§ Given problem
Below is a block of records; repeat all of them exactly.

[Extracted records]
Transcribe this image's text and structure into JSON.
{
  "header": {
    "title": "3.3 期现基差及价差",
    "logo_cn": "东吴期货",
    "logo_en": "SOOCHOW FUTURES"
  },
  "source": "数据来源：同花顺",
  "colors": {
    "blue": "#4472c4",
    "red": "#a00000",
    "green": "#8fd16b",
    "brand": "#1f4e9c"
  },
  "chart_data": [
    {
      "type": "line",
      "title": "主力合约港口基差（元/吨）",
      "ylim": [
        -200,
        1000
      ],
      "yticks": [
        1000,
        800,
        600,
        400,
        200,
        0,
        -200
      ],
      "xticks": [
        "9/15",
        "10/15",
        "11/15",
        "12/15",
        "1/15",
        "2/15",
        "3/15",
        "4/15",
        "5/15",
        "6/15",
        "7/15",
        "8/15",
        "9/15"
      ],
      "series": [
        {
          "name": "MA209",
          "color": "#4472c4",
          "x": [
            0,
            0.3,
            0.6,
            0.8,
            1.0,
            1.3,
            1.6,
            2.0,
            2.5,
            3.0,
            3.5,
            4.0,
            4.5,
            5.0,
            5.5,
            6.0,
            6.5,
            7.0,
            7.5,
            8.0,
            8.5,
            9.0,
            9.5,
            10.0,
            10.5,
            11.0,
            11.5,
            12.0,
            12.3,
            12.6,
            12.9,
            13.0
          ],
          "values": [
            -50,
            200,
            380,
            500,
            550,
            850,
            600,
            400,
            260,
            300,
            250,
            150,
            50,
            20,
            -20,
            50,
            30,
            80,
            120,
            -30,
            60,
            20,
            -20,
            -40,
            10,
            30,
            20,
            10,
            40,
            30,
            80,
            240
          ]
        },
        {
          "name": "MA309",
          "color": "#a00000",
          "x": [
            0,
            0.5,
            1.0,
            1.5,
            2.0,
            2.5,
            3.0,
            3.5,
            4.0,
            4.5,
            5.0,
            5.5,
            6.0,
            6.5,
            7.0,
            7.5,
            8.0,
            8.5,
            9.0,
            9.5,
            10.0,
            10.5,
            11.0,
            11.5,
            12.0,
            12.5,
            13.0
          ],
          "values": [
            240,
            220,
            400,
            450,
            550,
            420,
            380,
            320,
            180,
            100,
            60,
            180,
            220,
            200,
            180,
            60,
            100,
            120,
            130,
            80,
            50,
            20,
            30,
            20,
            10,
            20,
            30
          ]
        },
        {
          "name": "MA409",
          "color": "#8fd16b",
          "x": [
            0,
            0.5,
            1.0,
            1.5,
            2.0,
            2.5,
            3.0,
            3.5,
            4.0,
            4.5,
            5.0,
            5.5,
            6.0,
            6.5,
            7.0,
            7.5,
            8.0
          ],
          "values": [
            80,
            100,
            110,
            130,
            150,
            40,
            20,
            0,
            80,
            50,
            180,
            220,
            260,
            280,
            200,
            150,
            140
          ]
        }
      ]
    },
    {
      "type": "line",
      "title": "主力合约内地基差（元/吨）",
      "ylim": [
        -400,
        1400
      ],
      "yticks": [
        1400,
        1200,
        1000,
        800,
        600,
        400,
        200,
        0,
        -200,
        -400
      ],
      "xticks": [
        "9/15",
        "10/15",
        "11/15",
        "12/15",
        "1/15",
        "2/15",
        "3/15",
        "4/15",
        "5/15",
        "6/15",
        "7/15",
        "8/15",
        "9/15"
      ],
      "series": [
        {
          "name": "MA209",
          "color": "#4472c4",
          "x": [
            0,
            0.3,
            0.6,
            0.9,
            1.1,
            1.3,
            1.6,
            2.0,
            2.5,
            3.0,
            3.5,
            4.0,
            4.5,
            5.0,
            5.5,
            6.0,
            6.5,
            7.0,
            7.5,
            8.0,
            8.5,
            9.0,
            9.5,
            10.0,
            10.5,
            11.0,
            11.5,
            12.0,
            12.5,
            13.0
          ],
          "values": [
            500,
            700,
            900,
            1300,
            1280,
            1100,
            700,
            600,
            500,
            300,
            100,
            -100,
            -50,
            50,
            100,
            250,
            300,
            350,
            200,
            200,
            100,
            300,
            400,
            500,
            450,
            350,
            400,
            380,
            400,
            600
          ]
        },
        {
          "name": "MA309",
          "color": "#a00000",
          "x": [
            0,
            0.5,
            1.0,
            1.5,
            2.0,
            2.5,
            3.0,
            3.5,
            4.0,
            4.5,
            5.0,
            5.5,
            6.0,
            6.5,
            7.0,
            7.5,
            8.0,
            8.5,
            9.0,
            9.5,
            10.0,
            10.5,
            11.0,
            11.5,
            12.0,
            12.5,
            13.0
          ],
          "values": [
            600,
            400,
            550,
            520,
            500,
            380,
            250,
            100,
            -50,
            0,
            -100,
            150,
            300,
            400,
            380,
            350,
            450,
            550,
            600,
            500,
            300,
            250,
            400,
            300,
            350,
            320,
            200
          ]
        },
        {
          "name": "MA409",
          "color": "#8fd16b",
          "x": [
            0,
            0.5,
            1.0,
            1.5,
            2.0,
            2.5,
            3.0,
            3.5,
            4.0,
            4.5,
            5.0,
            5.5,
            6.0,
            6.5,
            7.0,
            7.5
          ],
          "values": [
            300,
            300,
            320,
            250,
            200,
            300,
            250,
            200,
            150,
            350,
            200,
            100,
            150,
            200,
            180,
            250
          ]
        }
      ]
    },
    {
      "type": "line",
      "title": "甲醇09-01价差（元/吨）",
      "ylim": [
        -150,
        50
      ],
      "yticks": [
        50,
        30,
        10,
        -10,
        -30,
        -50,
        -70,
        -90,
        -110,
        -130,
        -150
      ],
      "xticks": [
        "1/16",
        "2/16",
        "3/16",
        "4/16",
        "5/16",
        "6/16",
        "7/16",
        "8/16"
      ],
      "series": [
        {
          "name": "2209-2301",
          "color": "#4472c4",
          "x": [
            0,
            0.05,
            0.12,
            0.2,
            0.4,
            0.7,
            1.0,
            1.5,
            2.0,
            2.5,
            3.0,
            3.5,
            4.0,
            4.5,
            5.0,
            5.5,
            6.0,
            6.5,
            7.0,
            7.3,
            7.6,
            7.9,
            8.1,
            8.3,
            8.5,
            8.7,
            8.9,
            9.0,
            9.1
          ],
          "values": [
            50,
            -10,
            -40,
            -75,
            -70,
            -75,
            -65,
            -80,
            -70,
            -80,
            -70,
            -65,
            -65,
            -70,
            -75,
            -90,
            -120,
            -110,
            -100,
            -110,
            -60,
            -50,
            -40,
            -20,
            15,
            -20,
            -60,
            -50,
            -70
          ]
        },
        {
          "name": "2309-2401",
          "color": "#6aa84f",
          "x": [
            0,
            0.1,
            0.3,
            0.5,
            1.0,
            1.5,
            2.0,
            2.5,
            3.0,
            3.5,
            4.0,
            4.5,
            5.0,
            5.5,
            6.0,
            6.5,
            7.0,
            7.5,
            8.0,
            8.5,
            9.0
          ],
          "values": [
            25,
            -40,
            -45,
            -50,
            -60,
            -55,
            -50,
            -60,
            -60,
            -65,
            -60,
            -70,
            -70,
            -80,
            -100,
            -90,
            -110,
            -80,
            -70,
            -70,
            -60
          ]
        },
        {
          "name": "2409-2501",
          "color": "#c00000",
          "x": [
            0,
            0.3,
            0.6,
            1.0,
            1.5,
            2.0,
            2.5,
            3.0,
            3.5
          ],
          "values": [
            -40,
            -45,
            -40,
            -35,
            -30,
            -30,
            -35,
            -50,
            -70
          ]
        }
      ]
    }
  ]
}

§ Solution for this exercise
Transcribe this image's text and structure into JSON.
{
  "header": {
    "title": "3.3 期现基差及价差",
    "logo_cn": "东吴期货",
    "logo_en": "SOOCHOW FUTURES"
  },
  "source": "数据来源：同花顺",
  "colors": {
    "blue": "#4472c4",
    "red": "#a00000",
    "green": "#8fd16b",
    "brand": "#1f4e9c"
  },
  "chart_data": [
    {
      "type": "line",
      "title": "主力合约港口基差（元/吨）",
      "ylim": [
        -200,
        1000
      ],
      "yticks": [
        1000,
        800,
        600,
        400,
        200,
        0,
        -200
      ],
      "xticks": [
        "9/15",
        "10/15",
        "11/15",
        "12/15",
        "1/15",
        "2/15",
        "3/15",
        "4/15",
        "5/15",
        "6/15",
        "7/15",
        "8/15",
        "9/15"
      ],
      "series": [
        {
          "name": "MA209",
          "color": "#4472c4",
          "x": [
            0,
            0.3,
            0.6,
            0.8,
            1.0,
            1.3,
            1.6,
            2.0,
            2.5,
            3.0,
            3.5,
            4.0,
            4.5,
            5.0,
            5.5,
            6.0,
            6.5,
            7.0,
            7.5,
            8.0,
            8.5,
            9.0,
            9.5,
            10.0,
            10.5,
            11.0,
            11.5,
            12.0,
            12.3,
            12.6,
            12.9,
            13.0
          ],
          "values": [
            -50,
            200,
            380,
            500,
            550,
            850,
            600,
            400,
            260,
            300,
            250,
            150,
            50,
            20,
            -20,
            50,
            30,
            80,
            120,
            -30,
            60,
            20,
            -20,
            -40,
            10,
            30,
            20,
            10,
            40,
            30,
            80,
            240
          ]
        },
        {
          "name": "MA309",
          "color": "#a00000",
          "x": [
            0,
            0.5,
            1.0,
            1.5,
            2.0,
            2.5,
            3.0,
            3.5,
            4.0,
            4.5,
            5.0,
            5.5,
            6.0,
            6.5,
            7.0,
            7.5,
            8.0,
            8.5,
            9.0,
            9.5,
            10.0,
            10.5,
            11.0,
            11.5,
            12.0,
            12.5,
            13.0
          ],
          "values": [
            240,
            220,
            400,
            450,
            550,
            420,
            380,
            320,
            180,
            100,
            60,
            180,
            220,
            200,
            180,
            60,
            100,
            120,
            130,
            80,
            50,
            20,
            30,
            20,
            10,
            20,
            30
          ]
        },
        {
          "name": "MA409",
          "color": "#8fd16b",
          "x": [
            0,
            0.5,
            1.0,
            1.5,
            2.0,
            2.5,
            3.0,
            3.5,
            4.0,
            4.5,
            5.0,
            5.5,
            6.0,
            6.5,
            7.0,
            7.5,
            8.0
          ],
          "values": [
            80,
            100,
            110,
            130,
            150,
            40,
            20,
            0,
            80,
            50,
            180,
            220,
            260,
            280,
            200,
            150,
            140
          ]
        }
      ]
    },
    {
      "type": "line",
      "title": "主力合约内地基差（元/吨）",
      "ylim": [
        -400,
        1400
      ],
      "yticks": [
        1400,
        1200,
        1000,
        800,
        600,
        400,
        200,
        0,
        -200,
        -400
      ],
      "xticks": [
        "9/15",
        "10/15",
        "11/15",
        "12/15",
        "1/15",
        "2/15",
        "3/15",
        "4/15",
        "5/15",
        "6/15",
        "7/15",
        "8/15",
        "9/15"
      ],
      "series": [
        {
          "name": "MA209",
          "color": "#4472c4",
          "x": [
            0,
            0.3,
            0.6,
            0.9,
            1.1,
            1.3,
            1.6,
            2.0,
            2.5,
            3.0,
            3.5,
            4.0,
            4.5,
            5.0,
            5.5,
            6.0,
            6.5,
            7.0,
            7.5,
            8.0,
            8.5,
            9.0,
            9.5,
            10.0,
            10.5,
            11.0,
            11.5,
            12.0,
            12.5,
            13.0
          ],
          "values": [
            500,
            700,
            900,
            1300,
            1280,
            1100,
            700,
            600,
            500,
            300,
            100,
            -100,
            -50,
            50,
            100,
            250,
            300,
            350,
            200,
            200,
            100,
            300,
            400,
            500,
            450,
            350,
            400,
            380,
            400,
            600
          ]
        },
        {
          "name": "MA309",
          "color": "#a00000",
          "x": [
            0,
            0.5,
            1.0,
            1.5,
            2.0,
            2.5,
            3.0,
            3.5,
            4.0,
            4.5,
            5.0,
            5.5,
            6.0,
            6.5,
            7.0,
            7.5,
            8.0,
            8.5,
            9.0,
            9.5,
            10.0,
            10.5,
            11.0,
            11.5,
            12.0,
            12.5,
            13.0
          ],
          "values": [
            600,
            400,
            550,
            520,
            500,
            380,
            250,
            100,
            -50,
            0,
            -100,
            150,
            300,
            400,
            380,
            350,
            450,
            550,
            600,
            500,
            300,
            250,
            400,
            300,
            350,
            320,
            200
          ]
        },
        {
          "name": "MA409",
          "color": "#8fd16b",
          "x": [
            0,
            0.5,
            1.0,
            1.5,
            2.0,
            2.5,
            3.0,
            3.5,
            4.0,
            4.5,
            5.0,
            5.5,
            6.0,
            6.5,
            7.0,
            7.5
          ],
          "values": [
            300,
            300,
            320,
            250,
            200,
            300,
            250,
            200,
            150,
            350,
            200,
            100,
            150,
            200,
            180,
            250
          ]
        }
      ]
    },
    {
      "type": "line",
      "title": "甲醇09-01价差（元/吨）",
      "ylim": [
        -150,
        50
      ],
      "yticks": [
        50,
        30,
        10,
        -10,
        -30,
        -50,
        -70,
        -90,
        -110,
        -130,
        -150
      ],
      "xticks": [
        "1/16",
        "2/16",
        "3/16",
        "4/16",
        "5/16",
        "6/16",
        "7/16",
        "8/16"
      ],
      "series": [
        {
          "name": "2209-2301",
          "color": "#4472c4",
          "x": [
            0,
            0.05,
            0.12,
            0.2,
            0.4,
            0.7,
            1.0,
            1.5,
            2.0,
            2.5,
            3.0,
            3.5,
            4.0,
            4.5,
            5.0,
            5.5,
            6.0,
            6.5,
            7.0,
            7.3,
            7.6,
            7.9,
            8.1,
            8.3,
            8.5,
            8.7,
            8.9,
            9.0,
            9.1
          ],
          "values": [
            50,
            -10,
            -40,
            -75,
            -70,
            -75,
            -65,
            -80,
            -70,
            -80,
            -70,
            -65,
            -65,
            -70,
            -75,
            -90,
            -120,
            -110,
            -100,
            -110,
            -60,
            -50,
            -40,
            -20,
            15,
            -20,
            -60,
            -50,
            -70
          ]
        },
        {
          "name": "2309-2401",
          "color": "#6aa84f",
          "x": [
            0,
            0.1,
            0.3,
            0.5,
            1.0,
            1.5,
            2.0,
            2.5,
            3.0,
            3.5,
            4.0,
            4.5,
            5.0,
            5.5,
            6.0,
            6.5,
            7.0,
            7.5,
            8.0,
            8.5,
            9.0
          ],
          "values": [
            25,
            -40,
            -45,
            -50,
            -60,
            -55,
            -50,
            -60,
            -60,
            -65,
            -60,
            -70,
            -70,
            -80,
            -100,
            -90,
            -110,
            -80,
            -70,
            -70,
            -60
          ]
        },
        {
          "name": "2409-2501",
          "color": "#c00000",
          "x": [
            0,
            0.3,
            0.6,
            1.0,
            1.5,
            2.0,
            2.5,
            3.0,
            3.5
          ],
          "values": [
            -40,
            -45,
            -40,
            -35,
            -30,
            -30,
            -35,
            -50,
            -70
          ]
        }
      ]
    }
  ]
}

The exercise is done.